WRITTEN INSTRUCTION:
Retype the full set of records. Keep every character identical.
─── RECORDS PROVIDED
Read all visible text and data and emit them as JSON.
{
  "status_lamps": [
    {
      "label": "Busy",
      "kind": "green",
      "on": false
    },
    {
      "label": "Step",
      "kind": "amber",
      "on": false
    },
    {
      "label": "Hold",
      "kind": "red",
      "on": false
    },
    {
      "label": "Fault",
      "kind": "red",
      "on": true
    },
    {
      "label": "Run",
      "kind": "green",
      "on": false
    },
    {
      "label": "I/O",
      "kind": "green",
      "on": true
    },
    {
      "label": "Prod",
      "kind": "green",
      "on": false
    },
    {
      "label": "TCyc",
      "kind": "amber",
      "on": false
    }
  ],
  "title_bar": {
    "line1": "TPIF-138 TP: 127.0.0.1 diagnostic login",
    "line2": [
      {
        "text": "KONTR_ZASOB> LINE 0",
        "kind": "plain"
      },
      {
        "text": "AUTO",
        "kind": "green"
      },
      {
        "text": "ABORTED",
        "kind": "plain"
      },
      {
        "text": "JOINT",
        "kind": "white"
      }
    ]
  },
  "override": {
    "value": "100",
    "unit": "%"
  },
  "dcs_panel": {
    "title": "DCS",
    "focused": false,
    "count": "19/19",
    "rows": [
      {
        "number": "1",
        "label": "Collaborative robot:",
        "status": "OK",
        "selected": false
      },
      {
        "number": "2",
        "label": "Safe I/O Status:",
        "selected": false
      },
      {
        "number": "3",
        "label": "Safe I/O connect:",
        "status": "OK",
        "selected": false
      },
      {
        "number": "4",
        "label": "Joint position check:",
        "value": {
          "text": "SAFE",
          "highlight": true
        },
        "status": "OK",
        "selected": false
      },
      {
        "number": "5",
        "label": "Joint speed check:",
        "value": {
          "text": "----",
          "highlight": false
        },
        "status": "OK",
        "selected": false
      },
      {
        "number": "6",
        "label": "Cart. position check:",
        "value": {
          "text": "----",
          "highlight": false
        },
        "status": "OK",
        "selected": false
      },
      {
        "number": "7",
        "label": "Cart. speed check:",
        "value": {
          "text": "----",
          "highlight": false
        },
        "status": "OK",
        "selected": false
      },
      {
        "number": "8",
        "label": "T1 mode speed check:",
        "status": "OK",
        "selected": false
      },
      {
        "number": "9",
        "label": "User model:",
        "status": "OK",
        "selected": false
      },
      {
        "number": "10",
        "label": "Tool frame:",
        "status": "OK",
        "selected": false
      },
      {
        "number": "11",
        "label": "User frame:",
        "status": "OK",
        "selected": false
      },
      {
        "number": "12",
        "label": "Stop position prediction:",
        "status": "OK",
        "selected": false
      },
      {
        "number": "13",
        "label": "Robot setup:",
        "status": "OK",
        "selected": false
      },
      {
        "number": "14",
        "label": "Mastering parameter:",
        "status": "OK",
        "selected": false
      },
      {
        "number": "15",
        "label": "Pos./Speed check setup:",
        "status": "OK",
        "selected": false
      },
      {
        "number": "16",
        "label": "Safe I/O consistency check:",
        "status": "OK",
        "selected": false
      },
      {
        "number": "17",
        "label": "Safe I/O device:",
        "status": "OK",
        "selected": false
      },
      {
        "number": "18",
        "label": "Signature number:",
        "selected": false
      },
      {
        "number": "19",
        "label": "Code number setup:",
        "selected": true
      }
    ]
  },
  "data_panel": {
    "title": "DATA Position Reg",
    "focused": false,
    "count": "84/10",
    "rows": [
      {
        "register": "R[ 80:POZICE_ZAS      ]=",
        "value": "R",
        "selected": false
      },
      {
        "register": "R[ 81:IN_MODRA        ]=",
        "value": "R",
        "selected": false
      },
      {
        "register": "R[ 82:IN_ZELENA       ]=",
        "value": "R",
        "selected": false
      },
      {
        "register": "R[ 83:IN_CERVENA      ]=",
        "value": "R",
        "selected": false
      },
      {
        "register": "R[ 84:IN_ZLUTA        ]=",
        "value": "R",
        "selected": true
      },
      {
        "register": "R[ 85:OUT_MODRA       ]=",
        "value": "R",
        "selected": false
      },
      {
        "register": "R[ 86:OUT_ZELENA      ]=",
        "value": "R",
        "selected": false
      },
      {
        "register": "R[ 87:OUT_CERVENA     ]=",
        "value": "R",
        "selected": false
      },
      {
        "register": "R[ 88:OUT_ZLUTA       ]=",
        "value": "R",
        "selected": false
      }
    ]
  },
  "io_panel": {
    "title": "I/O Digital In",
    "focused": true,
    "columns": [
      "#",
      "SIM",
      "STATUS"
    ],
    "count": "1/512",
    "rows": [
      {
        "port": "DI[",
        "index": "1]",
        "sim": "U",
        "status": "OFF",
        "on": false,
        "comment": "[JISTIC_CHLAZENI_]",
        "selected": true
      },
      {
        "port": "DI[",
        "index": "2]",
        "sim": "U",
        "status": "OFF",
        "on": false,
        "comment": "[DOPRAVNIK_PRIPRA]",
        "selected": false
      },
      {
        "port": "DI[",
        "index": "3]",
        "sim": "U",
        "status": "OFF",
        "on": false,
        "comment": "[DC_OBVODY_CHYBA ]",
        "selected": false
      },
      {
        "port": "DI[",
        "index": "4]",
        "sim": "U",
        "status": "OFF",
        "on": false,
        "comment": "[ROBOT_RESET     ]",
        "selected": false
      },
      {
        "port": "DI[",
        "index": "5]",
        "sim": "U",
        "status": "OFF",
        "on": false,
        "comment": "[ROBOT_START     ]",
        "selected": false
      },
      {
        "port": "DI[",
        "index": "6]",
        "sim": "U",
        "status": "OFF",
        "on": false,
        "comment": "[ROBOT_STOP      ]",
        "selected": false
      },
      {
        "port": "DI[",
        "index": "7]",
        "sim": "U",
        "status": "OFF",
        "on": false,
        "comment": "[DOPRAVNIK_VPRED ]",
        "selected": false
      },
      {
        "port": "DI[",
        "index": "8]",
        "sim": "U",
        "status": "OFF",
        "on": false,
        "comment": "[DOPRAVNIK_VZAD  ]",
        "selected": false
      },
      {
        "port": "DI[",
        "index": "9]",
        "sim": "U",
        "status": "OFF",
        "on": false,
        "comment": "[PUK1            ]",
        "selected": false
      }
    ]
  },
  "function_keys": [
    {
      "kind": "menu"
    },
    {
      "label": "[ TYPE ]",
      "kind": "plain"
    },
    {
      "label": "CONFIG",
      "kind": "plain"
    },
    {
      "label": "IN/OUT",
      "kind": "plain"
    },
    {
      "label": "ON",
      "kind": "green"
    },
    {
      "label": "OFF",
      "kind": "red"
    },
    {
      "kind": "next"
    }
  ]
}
──────
RESULT OF THIS TASK:
Read all visible text and data and emit them as JSON.
{
  "status_lamps": [
    {
      "label": "Busy",
      "kind": "green",
      "on": false
    },
    {
      "label": "Step",
      "kind": "amber",
      "on": false
    },
    {
      "label": "Hold",
      "kind": "red",
      "on": false
    },
    {
      "label": "Fault",
      "kind": "red",
      "on": true
    },
    {
      "label": "Run",
      "kind": "green",
      "on": false
    },
    {
      "label": "I/O",
      "kind": "green",
      "on": true
    },
    {
      "label": "Prod",
      "kind": "green",
      "on": false
    },
    {
      "label": "TCyc",
      "kind": "amber",
      "on": false
    }
  ],
  "title_bar": {
    "line1": "TPIF-138 TP: 127.0.0.1 diagnostic login",
    "line2": [
      {
        "text": "KONTR_ZASOB> LINE 0",
        "kind": "plain"
      },
      {
        "text": "AUTO",
        "kind": "green"
      },
      {
        "text": "ABORTED",
        "kind": "plain"
      },
      {
        "text": "JOINT",
        "kind": "white"
      }
    ]
  },
  "override": {
    "value": "100",
    "unit": "%"
  },
  "dcs_panel": {
    "title": "DCS",
    "focused": false,
    "count": "19/19",
    "rows": [
      {
        "number": "1",
        "label": "Collaborative robot:",
        "status": "OK",
        "selected": false
      },
      {
        "number": "2",
        "label": "Safe I/O Status:",
        "selected": false
      },
      {
        "number": "3",
        "label": "Safe I/O connect:",
        "status": "OK",
        "selected": false
      },
      {
        "number": "4",
        "label": "Joint position check:",
        "value": {
          "text": "SAFE",
          "highlight": true
        },
        "status": "OK",
        "selected": false
      },
      {
        "number": "5",
        "label": "Joint speed check:",
        "value": {
          "text": "----",
          "highlight": false
        },
        "status": "OK",
        "selected": false
      },
      {
        "number": "6",
        "label": "Cart. position check:",
        "value": {
          "text": "----",
          "highlight": false
        },
        "status": "OK",
        "selected": false
      },
      {
        "number": "7",
        "label": "Cart. speed check:",
        "value": {
          "text": "----",
          "highlight": false
        },
        "status": "OK",
        "selected": false
      },
      {
        "number": "8",
        "label": "T1 mode speed check:",
        "status": "OK",
        "selected": false
      },
      {
        "number": "9",
        "label": "User model:",
        "status": "OK",
        "selected": false
      },
      {
        "number": "10",
        "label": "Tool frame:",
        "status": "OK",
        "selected": false
      },
      {
        "number": "11",
        "label": "User frame:",
        "status": "OK",
        "selected": false
      },
      {
        "number": "12",
        "label": "Stop position prediction:",
        "status": "OK",
        "selected": false
      },
      {
        "number": "13",
        "label": "Robot setup:",
        "status": "OK",
        "selected": false
      },
      {
        "number": "14",
        "label": "Mastering parameter:",
        "status": "OK",
        "selected": false
      },
      {
        "number": "15",
        "label": "Pos./Speed check setup:",
        "status": "OK",
        "selected": false
      },
      {
        "number": "16",
        "label": "Safe I/O consistency check:",
        "status": "OK",
        "selected": false
      },
      {
        "number": "17",
        "label": "Safe I/O device:",
        "status": "OK",
        "selected": false
      },
      {
        "number": "18",
        "label": "Signature number:",
        "selected": false
      },
      {
        "number": "19",
        "label": "Code number setup:",
        "selected": true
      }
    ]
  },
  "data_panel": {
    "title": "DATA Position Reg",
    "focused": false,
    "count": "84/10",
    "rows": [
      {
        "register": "R[ 80:POZICE_ZAS      ]=",
        "value": "R",
        "selected": false
      },
      {
        "register": "R[ 81:IN_MODRA        ]=",
        "value": "R",
        "selected": false
      },
      {
        "register": "R[ 82:IN_ZELENA       ]=",
        "value": "R",
        "selected": false
      },
      {
        "register": "R[ 83:IN_CERVENA      ]=",
        "value": "R",
        "selected": false
      },
      {
        "register": "R[ 84:IN_ZLUTA        ]=",
        "value": "R",
        "selected": true
      },
      {
        "register": "R[ 85:OUT_MODRA       ]=",
        "value": "R",
        "selected": false
      },
      {
        "register": "R[ 86:OUT_ZELENA      ]=",
        "value": "R",
        "selected": false
      },
      {
        "register": "R[ 87:OUT_CERVENA     ]=",
        "value": "R",
        "selected": false
      },
      {
        "register": "R[ 88:OUT_ZLUTA       ]=",
        "value": "R",
        "selected": false
      }
    ]
  },
  "io_panel": {
    "title": "I/O Digital In",
    "focused": true,
    "columns": [
      "#",
      "SIM",
      "STATUS"
    ],
    "count": "1/512",
    "rows": [
      {
        "port": "DI[",
        "index": "1]",
        "sim": "U",
        "status": "OFF",
        "on": false,
        "comment": "[JISTIC_CHLAZENI_]",
        "selected": true
      },
      {
        "port": "DI[",
        "index": "2]",
        "sim": "U",
        "status": "OFF",
        "on": false,
        "comment": "[DOPRAVNIK_PRIPRA]",
        "selected": false
      },
      {
        "port": "DI[",
        "index": "3]",
        "sim": "U",
        "status": "OFF",
        "on": false,
        "comment": "[DC_OBVODY_CHYBA ]",
        "selected": false
      },
      {
        "port": "DI[",
        "index": "4]",
        "sim": "U",
        "status": "OFF",
        "on": false,
        "comment": "[ROBOT_RESET     ]",
        "selected": false
      },
      {
        "port": "DI[",
        "index": "5]",
        "sim": "U",
        "status": "OFF",
        "on": false,
        "comment": "[ROBOT_START     ]",
        "selected": false
      },
      {
        "port": "DI[",
        "index": "6]",
        "sim": "U",
        "status": "OFF",
        "on": false,
        "comment": "[ROBOT_STOP      ]",
        "selected": false
      },
      {
        "port": "DI[",
        "index": "7]",
        "sim": "U",
        "status": "OFF",
        "on": false,
        "comment": "[DOPRAVNIK_VPRED ]",
        "selected": false
      },
      {
        "port": "DI[",
        "index": "8]",
        "sim": "U",
        "status": "OFF",
        "on": false,
        "comment": "[DOPRAVNIK_VZAD  ]",
        "selected": false
      },
      {
        "port": "DI[",
        "index": "9]",
        "sim": "U",
        "status": "OFF",
        "on": false,
        "comment": "[PUK1            ]",
        "selected": false
      }
    ]
  },
  "function_keys": [
    {
      "kind": "menu"
    },
    {
      "label": "[ TYPE ]",
      "kind": "plain"
    },
    {
      "label": "CONFIG",
      "kind": "plain"
    },
    {
      "label": "IN/OUT",
      "kind": "plain"
    },
    {
      "label": "ON",
      "kind": "green"
    },
    {
      "label": "OFF",
      "kind": "red"
    },
    {
      "kind": "next"
    }
  ]
}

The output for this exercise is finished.